READING PASSAGE:
┄┄┄┄┄┄

November 2014 - An Amazing Response

We arrived back in Honduras from our summer vacation renewed and excited.  Within a couple of weeks pastors were sharing some disturbing news, “The summer crop failed due to many months without any rain,” they said, “and in many of our communities people are really suffering from hunger.” 

In these communities the people live by subsistence farming.  They grow enough beans for their families and to buy seed for the next harvest, and that is about it.  If anything goes wrong, like no rain, they are in trouble.  In the five years we have been here, this the second time there has been such a long drought.  It is always devastating. 

Failed crops in Southern Honduras

 

Everyone pitches in to help

I can’t imagine not being able to feed my family.  The only thing I can relate it to in my head is remembering an episode of “Little House on the Prairie” when the crops are smashed by hail or eaten by locusts.  Laura Ingalls Wilder’s family would go hungry.  At least in the U.S. today in most places there are food banks.  In Honduras there are no food banks.  Where can people turn for help but to their church?

Mark immediately sent out a Facebook plea hoping to gather a few dollars for emergency food aid.  The response was amazing.  Churches and individuals from all over the U.S. contributed money.  Within about a week’s time the Presbytery of Honduras, through the Honduran Presbyterian Women, was able to deliver food to 307 families in dire need.  But we knew still more needed to be done.

As I have written before, our kids go to a school with children of families who have lots of resources.  I have written about the juxtaposition of the very wealthy and the very poor.  It seems at times that there is no way to bridge that.  However, last year one of Ethan’s friends at school started a service club called “The Honduras Project” with the purpose of aiding the poor of Honduras.  Mark explained to her about the drought and devastation in southern Honduras and the great need in these communities for food aid.  The club president asked Mark to come and give a presentation to the members.

┄┄┄┄┄┄

DATA PROVIDED:
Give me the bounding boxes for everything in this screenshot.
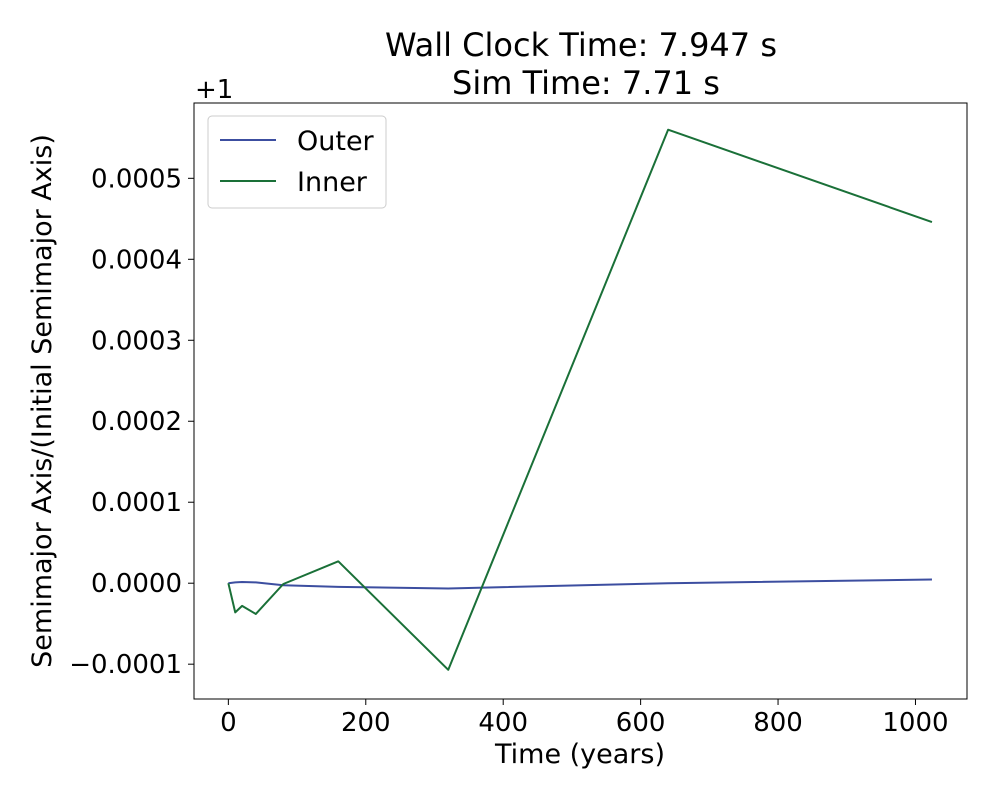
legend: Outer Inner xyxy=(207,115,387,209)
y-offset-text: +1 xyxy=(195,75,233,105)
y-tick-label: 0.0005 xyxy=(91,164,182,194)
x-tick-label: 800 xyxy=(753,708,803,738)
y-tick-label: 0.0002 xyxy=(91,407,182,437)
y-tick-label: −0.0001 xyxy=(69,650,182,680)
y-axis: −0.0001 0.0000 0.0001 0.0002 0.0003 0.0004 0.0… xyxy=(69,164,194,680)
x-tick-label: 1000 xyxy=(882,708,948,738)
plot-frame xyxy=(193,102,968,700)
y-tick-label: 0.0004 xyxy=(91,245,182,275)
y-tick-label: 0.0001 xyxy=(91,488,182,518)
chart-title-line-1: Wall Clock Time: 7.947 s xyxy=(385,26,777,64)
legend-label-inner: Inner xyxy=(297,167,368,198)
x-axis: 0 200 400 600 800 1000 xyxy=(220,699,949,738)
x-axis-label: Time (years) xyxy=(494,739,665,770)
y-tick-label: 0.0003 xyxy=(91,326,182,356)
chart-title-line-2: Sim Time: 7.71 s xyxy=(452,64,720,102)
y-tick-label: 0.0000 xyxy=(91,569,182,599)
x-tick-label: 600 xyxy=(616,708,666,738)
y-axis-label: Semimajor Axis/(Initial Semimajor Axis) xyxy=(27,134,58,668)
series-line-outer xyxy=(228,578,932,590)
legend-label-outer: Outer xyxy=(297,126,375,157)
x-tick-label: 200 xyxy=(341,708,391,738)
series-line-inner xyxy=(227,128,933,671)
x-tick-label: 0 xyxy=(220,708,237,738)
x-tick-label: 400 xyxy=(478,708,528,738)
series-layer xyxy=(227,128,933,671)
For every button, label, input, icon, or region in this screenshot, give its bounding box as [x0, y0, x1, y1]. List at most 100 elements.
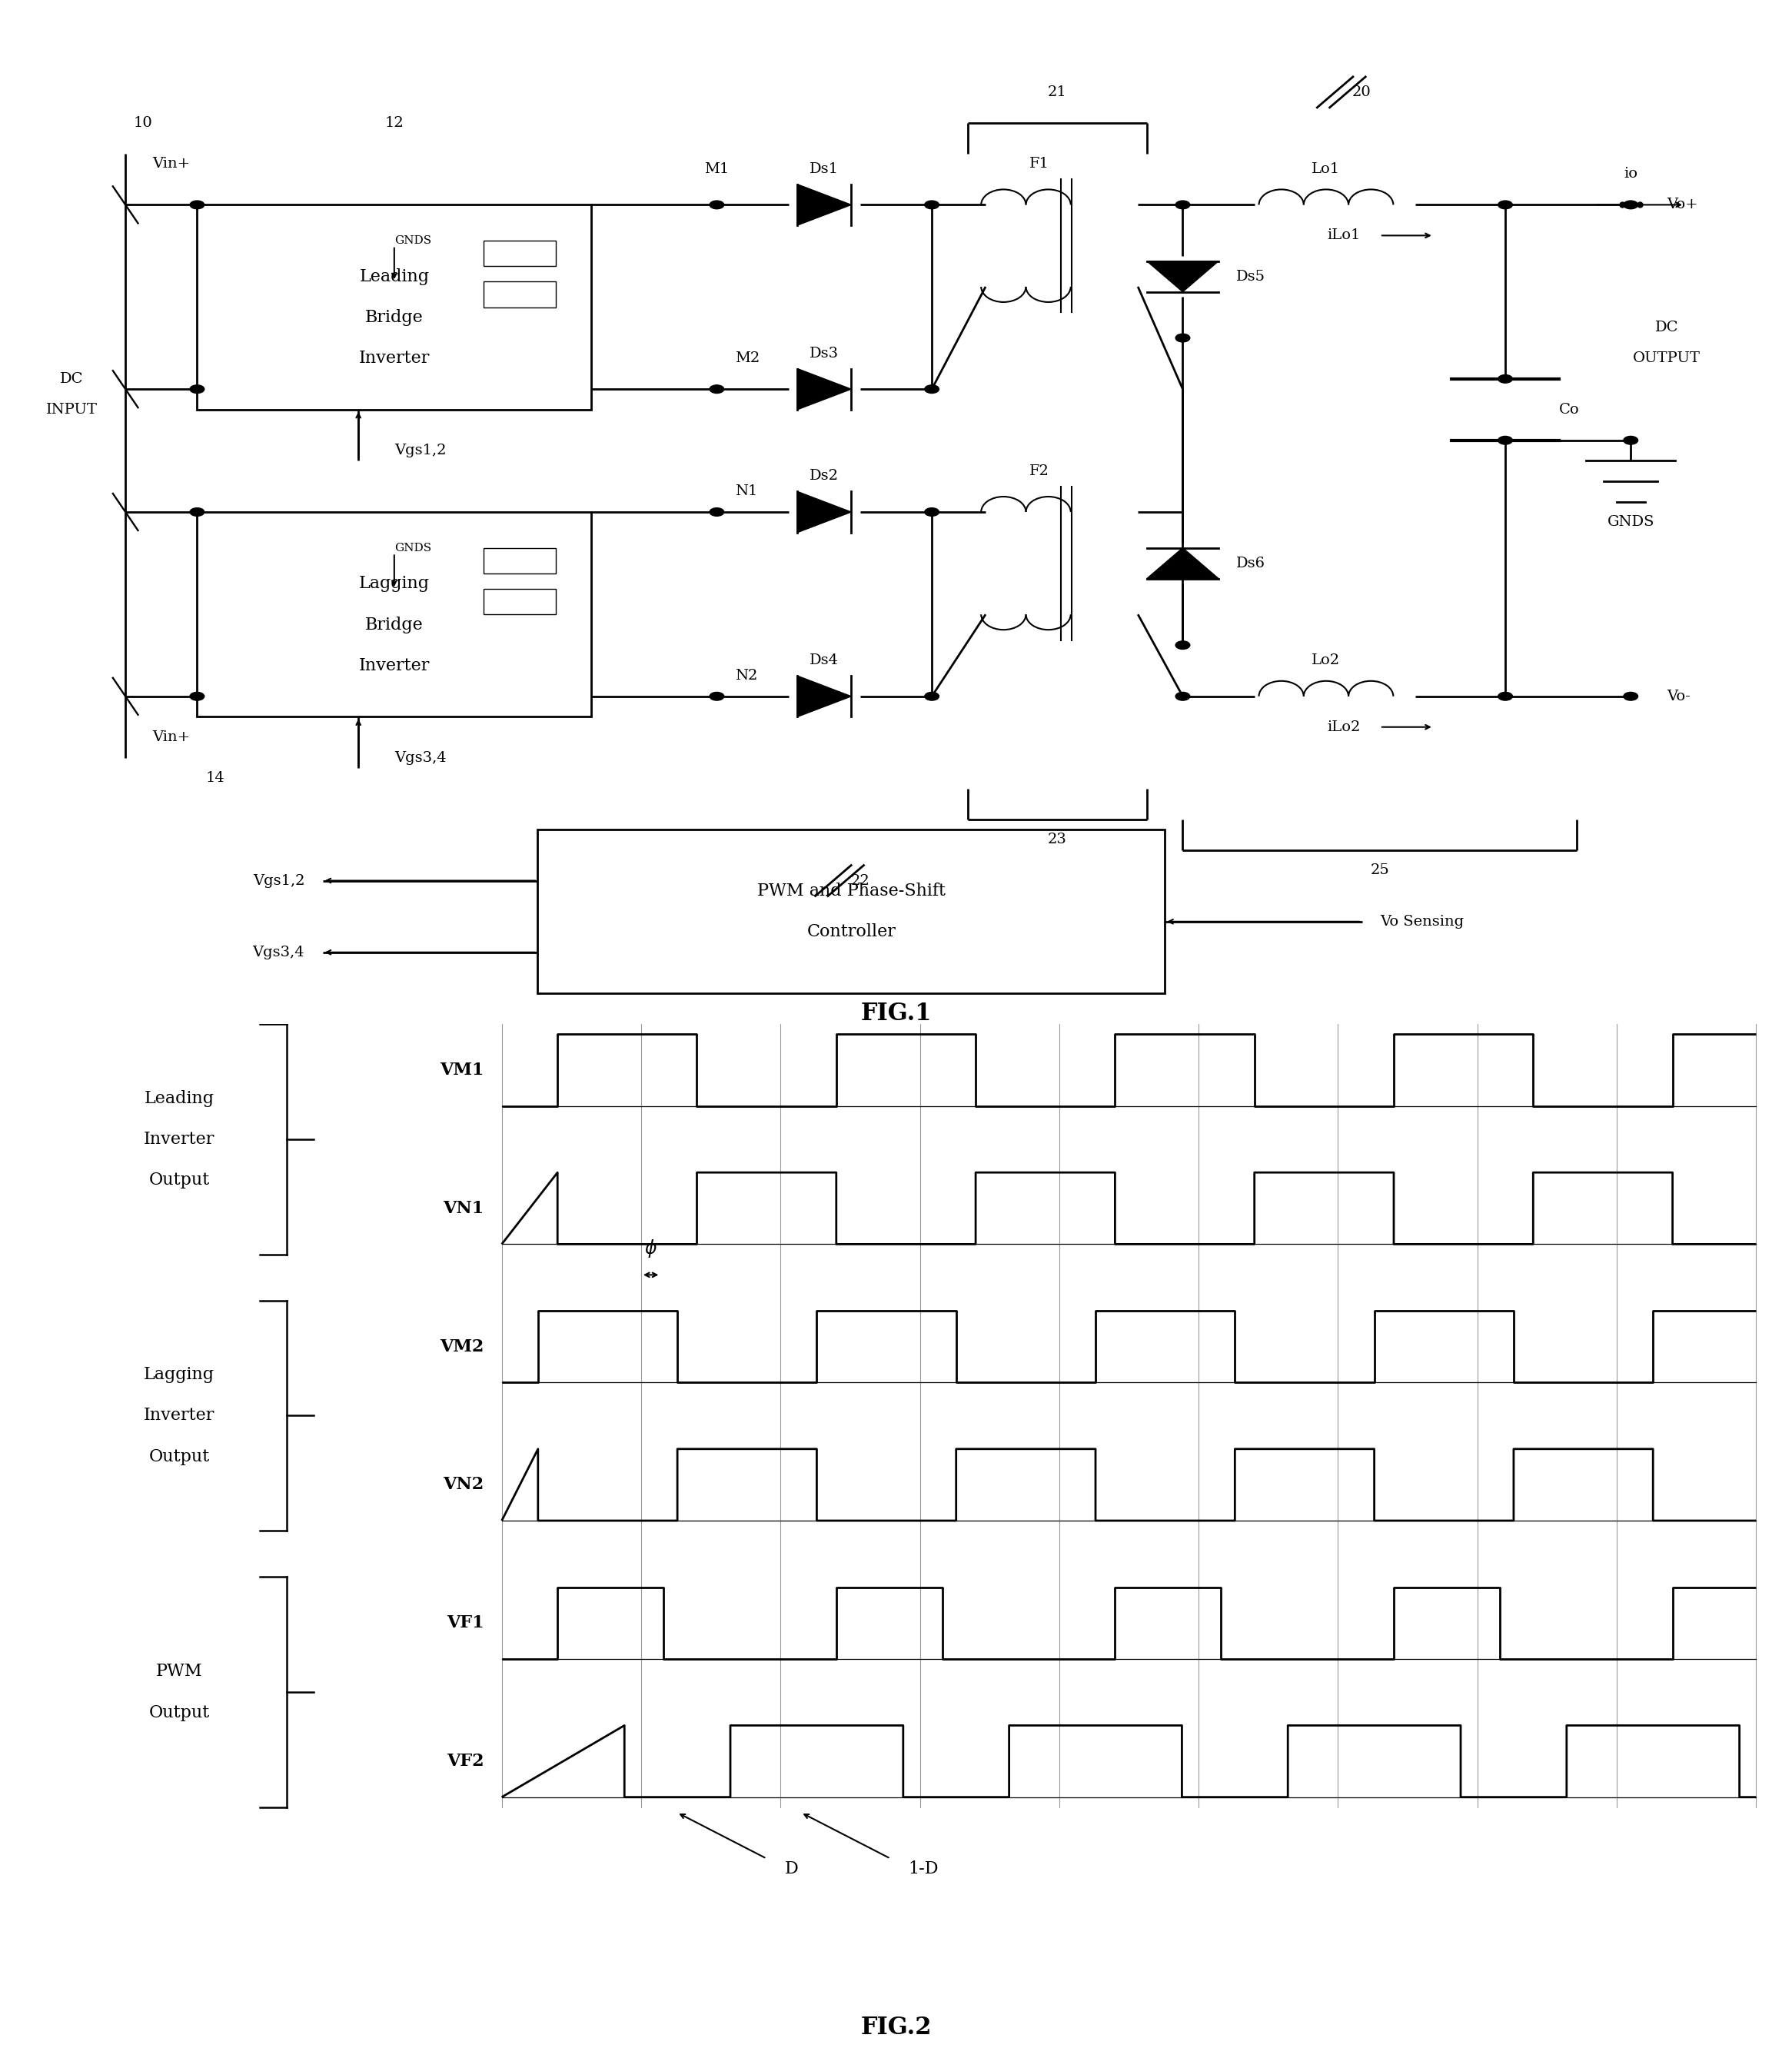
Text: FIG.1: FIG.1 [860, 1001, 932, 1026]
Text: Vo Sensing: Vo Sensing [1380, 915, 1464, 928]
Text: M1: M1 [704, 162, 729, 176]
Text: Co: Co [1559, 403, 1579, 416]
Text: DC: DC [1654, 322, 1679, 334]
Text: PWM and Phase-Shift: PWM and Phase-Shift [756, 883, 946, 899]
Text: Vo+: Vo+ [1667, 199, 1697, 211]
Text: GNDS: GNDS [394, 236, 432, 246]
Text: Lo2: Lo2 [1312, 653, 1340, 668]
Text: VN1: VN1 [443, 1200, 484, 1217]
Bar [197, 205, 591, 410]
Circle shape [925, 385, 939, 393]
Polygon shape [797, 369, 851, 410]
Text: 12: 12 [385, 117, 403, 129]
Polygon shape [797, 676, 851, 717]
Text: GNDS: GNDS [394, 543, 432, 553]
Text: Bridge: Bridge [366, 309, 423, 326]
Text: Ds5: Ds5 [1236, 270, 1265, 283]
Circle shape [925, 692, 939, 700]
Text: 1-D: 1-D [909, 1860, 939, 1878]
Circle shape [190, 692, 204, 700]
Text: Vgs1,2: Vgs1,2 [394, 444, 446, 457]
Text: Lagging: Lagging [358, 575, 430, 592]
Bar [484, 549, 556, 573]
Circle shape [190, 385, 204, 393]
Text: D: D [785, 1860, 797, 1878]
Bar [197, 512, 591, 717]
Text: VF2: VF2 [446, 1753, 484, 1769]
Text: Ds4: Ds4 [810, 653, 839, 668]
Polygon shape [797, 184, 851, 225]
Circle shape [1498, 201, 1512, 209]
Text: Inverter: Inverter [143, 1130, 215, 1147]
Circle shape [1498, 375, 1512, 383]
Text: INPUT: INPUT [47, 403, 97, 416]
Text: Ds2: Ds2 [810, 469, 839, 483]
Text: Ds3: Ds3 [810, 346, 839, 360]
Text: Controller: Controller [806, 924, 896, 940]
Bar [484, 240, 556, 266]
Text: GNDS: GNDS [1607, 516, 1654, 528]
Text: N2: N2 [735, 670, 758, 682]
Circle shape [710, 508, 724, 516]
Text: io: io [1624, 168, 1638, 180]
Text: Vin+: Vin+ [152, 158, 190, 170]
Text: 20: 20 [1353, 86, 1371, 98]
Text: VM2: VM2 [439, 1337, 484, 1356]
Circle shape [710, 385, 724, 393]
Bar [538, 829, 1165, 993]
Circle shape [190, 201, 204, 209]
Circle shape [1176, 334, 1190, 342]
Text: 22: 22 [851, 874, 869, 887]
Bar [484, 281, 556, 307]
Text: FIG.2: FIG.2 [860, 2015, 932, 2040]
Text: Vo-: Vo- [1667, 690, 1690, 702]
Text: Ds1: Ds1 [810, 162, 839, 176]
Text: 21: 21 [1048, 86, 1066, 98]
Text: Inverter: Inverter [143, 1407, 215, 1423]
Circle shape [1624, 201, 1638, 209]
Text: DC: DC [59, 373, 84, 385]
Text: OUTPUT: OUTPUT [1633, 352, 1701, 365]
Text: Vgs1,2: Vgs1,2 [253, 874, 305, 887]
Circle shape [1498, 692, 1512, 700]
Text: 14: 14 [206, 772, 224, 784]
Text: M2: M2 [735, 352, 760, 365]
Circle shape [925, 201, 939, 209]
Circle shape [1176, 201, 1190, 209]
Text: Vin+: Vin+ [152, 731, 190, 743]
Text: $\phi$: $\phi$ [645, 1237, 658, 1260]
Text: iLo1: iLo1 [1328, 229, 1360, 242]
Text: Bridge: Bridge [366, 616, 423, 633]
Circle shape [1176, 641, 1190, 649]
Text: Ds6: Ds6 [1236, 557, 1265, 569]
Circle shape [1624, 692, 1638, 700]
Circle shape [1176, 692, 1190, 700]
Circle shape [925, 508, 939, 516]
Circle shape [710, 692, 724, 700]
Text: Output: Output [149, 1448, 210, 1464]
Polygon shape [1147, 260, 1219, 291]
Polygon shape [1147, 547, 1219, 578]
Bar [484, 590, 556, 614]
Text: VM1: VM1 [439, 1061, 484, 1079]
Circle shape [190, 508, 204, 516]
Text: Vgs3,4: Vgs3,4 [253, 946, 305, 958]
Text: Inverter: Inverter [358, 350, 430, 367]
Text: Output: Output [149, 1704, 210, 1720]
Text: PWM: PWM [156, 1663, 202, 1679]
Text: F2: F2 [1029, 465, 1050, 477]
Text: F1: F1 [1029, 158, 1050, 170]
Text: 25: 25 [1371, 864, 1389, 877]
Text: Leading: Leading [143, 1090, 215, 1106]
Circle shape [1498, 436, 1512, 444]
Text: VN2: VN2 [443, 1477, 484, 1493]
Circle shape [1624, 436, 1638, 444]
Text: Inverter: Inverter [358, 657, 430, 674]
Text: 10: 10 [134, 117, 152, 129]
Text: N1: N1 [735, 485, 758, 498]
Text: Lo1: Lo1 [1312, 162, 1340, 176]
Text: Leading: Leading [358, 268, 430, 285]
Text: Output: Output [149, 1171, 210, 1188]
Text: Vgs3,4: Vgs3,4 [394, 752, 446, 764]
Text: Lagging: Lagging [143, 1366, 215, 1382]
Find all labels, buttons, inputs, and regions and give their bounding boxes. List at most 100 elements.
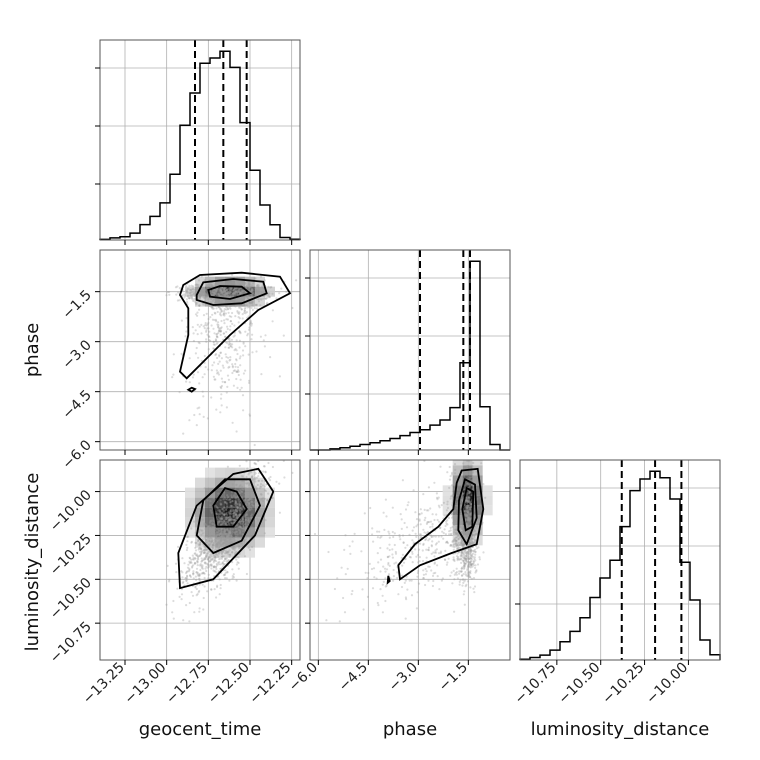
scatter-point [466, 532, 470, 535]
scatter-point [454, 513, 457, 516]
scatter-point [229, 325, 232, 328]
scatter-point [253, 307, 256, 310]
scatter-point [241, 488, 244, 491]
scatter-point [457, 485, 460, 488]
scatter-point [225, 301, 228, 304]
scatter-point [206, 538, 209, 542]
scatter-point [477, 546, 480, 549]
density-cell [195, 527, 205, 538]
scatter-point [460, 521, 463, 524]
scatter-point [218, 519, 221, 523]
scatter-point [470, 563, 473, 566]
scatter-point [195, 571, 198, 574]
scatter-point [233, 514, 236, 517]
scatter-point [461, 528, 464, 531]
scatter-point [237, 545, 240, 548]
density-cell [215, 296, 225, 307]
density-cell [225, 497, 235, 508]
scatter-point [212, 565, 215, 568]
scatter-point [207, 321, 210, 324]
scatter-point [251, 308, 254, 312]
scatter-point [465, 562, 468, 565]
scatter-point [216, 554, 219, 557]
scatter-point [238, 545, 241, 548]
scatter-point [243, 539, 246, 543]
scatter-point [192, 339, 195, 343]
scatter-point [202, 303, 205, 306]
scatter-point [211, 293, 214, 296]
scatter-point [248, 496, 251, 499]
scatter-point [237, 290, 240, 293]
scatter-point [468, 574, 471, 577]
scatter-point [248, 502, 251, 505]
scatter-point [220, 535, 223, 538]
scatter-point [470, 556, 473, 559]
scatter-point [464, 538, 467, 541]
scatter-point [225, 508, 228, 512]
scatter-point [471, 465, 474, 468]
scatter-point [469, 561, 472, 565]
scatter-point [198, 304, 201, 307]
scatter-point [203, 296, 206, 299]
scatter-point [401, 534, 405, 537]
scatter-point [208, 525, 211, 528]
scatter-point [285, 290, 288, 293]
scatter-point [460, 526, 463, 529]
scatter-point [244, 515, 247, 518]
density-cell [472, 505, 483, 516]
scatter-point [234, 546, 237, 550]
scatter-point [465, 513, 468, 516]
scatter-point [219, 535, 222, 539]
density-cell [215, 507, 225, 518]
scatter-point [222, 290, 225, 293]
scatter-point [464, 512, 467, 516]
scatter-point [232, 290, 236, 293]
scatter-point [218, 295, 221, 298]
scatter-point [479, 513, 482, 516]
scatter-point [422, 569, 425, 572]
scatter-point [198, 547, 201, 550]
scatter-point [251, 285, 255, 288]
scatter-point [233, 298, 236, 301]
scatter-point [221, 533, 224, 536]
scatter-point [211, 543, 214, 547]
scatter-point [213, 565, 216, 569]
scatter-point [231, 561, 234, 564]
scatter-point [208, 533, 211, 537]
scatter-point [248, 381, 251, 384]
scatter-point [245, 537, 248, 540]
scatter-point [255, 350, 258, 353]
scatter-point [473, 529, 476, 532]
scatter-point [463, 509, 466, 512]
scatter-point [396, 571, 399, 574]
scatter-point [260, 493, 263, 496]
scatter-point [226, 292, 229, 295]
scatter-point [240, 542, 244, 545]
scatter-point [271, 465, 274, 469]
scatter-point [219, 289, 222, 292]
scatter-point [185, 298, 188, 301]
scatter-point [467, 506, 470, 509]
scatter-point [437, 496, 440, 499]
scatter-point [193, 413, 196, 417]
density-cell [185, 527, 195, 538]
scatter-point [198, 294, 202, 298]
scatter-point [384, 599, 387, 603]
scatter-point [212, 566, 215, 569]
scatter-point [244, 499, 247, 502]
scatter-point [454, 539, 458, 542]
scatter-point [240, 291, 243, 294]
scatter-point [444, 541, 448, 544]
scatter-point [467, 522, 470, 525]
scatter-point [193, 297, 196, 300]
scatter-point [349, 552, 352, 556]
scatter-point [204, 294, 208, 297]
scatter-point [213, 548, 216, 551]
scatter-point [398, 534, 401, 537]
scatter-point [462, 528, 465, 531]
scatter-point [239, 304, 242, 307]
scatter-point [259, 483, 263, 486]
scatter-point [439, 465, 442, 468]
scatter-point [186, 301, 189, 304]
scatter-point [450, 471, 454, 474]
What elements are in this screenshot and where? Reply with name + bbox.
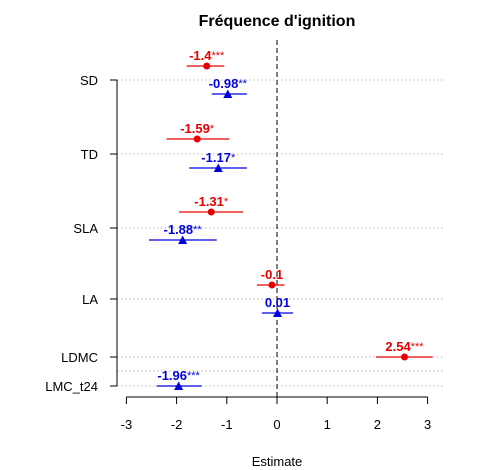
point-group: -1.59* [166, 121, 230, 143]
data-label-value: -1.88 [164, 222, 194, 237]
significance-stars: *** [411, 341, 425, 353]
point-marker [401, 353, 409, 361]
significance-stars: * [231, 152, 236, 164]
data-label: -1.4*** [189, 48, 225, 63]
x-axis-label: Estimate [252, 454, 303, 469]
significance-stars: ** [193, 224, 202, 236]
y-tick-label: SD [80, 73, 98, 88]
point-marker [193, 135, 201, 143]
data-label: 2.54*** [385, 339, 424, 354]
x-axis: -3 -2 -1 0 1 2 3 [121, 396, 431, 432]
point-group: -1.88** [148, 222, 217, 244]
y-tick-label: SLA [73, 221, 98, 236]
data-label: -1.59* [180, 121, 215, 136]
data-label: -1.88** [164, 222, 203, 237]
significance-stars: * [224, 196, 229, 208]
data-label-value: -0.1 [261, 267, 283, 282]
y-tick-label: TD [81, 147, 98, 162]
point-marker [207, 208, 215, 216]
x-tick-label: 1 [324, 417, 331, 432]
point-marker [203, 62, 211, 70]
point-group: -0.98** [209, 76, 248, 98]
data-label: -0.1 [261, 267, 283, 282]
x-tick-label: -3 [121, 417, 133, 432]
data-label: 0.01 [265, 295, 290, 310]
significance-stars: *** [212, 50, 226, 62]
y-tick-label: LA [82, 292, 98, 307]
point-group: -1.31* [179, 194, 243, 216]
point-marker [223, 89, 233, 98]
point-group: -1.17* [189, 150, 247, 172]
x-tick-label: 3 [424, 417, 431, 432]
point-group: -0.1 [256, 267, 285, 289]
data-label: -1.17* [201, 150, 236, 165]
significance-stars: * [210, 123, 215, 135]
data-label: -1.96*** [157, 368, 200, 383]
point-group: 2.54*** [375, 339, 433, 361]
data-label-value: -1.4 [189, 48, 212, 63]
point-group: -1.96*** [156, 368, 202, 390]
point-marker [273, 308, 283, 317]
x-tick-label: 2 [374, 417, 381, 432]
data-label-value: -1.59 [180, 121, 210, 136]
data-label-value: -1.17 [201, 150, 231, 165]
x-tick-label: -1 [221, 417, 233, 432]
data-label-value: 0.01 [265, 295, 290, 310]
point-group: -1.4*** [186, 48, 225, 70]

┄┄┄┄┄┄

JOB A:
Answer these questions using the reading passage, one answer per line:
(i) According to the pastors, why did the summer crop fail?
(ii) To how many families did the Presbytery of Honduras deliver food?
(iii) What is the name of the service club that one of Ethan's friends started?
JOB B: Copy the reading passage starting at "November 2014 - An" and ending at "is always devastating.", swapping "pastors" for "church leaders".

ANSWER A:
(i) It failed due to many months without any rain.
(ii) 307 families.
(iii) "The Honduras Project."

ANSWER B:
November 2014 - An Amazing Response

We arrived back in Honduras from our summer vacation renewed and excited.  Within a couple of weeks church leaders were sharing some disturbing news, “The summer crop failed due to many months without any rain,” they said, “and in many of our communities people are really suffering from hunger.” 

In these communities the people live by subsistence farming.  They grow enough beans for their families and to buy seed for the next harvest, and that is about it.  If anything goes wrong, like no rain, they are in trouble.  In the five years we have been here, this the second time there has been such a long drought.  It is always devastating.